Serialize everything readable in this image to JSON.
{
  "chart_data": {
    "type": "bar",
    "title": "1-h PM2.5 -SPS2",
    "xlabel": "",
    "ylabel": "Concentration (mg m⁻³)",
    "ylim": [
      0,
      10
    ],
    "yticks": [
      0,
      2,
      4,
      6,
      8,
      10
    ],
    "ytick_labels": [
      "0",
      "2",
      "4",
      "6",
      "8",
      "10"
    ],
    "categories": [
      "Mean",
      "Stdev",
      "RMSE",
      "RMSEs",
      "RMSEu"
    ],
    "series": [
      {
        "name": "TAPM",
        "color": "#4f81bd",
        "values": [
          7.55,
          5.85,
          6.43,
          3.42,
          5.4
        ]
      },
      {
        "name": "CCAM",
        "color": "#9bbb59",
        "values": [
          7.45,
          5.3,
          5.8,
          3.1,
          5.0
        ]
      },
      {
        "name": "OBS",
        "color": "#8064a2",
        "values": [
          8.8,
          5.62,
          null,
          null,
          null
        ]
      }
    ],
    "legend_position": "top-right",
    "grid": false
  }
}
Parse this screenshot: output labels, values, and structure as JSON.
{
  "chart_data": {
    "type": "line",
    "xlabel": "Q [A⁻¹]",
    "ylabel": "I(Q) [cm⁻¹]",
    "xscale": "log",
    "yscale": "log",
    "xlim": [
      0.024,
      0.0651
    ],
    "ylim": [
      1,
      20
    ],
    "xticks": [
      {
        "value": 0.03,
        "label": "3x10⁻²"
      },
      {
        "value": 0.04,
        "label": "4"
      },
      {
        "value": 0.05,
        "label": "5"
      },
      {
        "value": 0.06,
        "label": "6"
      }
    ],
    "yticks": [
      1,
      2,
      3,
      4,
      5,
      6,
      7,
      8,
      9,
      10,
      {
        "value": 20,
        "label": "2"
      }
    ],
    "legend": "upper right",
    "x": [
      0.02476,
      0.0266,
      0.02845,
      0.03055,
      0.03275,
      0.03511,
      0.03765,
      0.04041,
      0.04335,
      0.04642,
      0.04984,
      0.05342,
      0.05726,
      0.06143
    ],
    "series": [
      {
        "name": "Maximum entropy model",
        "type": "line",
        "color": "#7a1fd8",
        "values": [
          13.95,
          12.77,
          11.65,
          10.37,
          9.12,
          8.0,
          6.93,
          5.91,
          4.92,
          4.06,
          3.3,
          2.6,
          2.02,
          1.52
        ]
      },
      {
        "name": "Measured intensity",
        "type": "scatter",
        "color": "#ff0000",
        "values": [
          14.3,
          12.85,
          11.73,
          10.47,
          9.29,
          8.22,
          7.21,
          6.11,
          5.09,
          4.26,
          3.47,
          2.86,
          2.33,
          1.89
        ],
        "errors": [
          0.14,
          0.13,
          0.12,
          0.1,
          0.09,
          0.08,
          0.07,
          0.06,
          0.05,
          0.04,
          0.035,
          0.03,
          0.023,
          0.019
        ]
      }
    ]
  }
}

★ ★ ★ ★ ★ ★ ★

### YOUR TASK
Transcribe the material above in its entirety. Match it exactly.

### RESULT OF THE EXERCISE
Serialize everything readable in this image to JSON.
{
  "chart_data": {
    "type": "bar",
    "title": "1-h PM2.5 -SPS2",
    "xlabel": "",
    "ylabel": "Concentration (mg m⁻³)",
    "ylim": [
      0,
      10
    ],
    "yticks": [
      0,
      2,
      4,
      6,
      8,
      10
    ],
    "ytick_labels": [
      "0",
      "2",
      "4",
      "6",
      "8",
      "10"
    ],
    "categories": [
      "Mean",
      "Stdev",
      "RMSE",
      "RMSEs",
      "RMSEu"
    ],
    "series": [
      {
        "name": "TAPM",
        "color": "#4f81bd",
        "values": [
          7.55,
          5.85,
          6.43,
          3.42,
          5.4
        ]
      },
      {
        "name": "CCAM",
        "color": "#9bbb59",
        "values": [
          7.45,
          5.3,
          5.8,
          3.1,
          5.0
        ]
      },
      {
        "name": "OBS",
        "color": "#8064a2",
        "values": [
          8.8,
          5.62,
          null,
          null,
          null
        ]
      }
    ],
    "legend_position": "top-right",
    "grid": false
  }
}
Parse this screenshot: output labels, values, and structure as JSON.
{
  "chart_data": {
    "type": "line",
    "xlabel": "Q [A⁻¹]",
    "ylabel": "I(Q) [cm⁻¹]",
    "xscale": "log",
    "yscale": "log",
    "xlim": [
      0.024,
      0.0651
    ],
    "ylim": [
      1,
      20
    ],
    "xticks": [
      {
        "value": 0.03,
        "label": "3x10⁻²"
      },
      {
        "value": 0.04,
        "label": "4"
      },
      {
        "value": 0.05,
        "label": "5"
      },
      {
        "value": 0.06,
        "label": "6"
      }
    ],
    "yticks": [
      1,
      2,
      3,
      4,
      5,
      6,
      7,
      8,
      9,
      10,
      {
        "value": 20,
        "label": "2"
      }
    ],
    "legend": "upper right",
    "x": [
      0.02476,
      0.0266,
      0.02845,
      0.03055,
      0.03275,
      0.03511,
      0.03765,
      0.04041,
      0.04335,
      0.04642,
      0.04984,
      0.05342,
      0.05726,
      0.06143
    ],
    "series": [
      {
        "name": "Maximum entropy model",
        "type": "line",
        "color": "#7a1fd8",
        "values": [
          13.95,
          12.77,
          11.65,
          10.37,
          9.12,
          8.0,
          6.93,
          5.91,
          4.92,
          4.06,
          3.3,
          2.6,
          2.02,
          1.52
        ]
      },
      {
        "name": "Measured intensity",
        "type": "scatter",
        "color": "#ff0000",
        "values": [
          14.3,
          12.85,
          11.73,
          10.47,
          9.29,
          8.22,
          7.21,
          6.11,
          5.09,
          4.26,
          3.47,
          2.86,
          2.33,
          1.89
        ],
        "errors": [
          0.14,
          0.13,
          0.12,
          0.1,
          0.09,
          0.08,
          0.07,
          0.06,
          0.05,
          0.04,
          0.035,
          0.03,
          0.023,
          0.019
        ]
      }
    ]
  }
}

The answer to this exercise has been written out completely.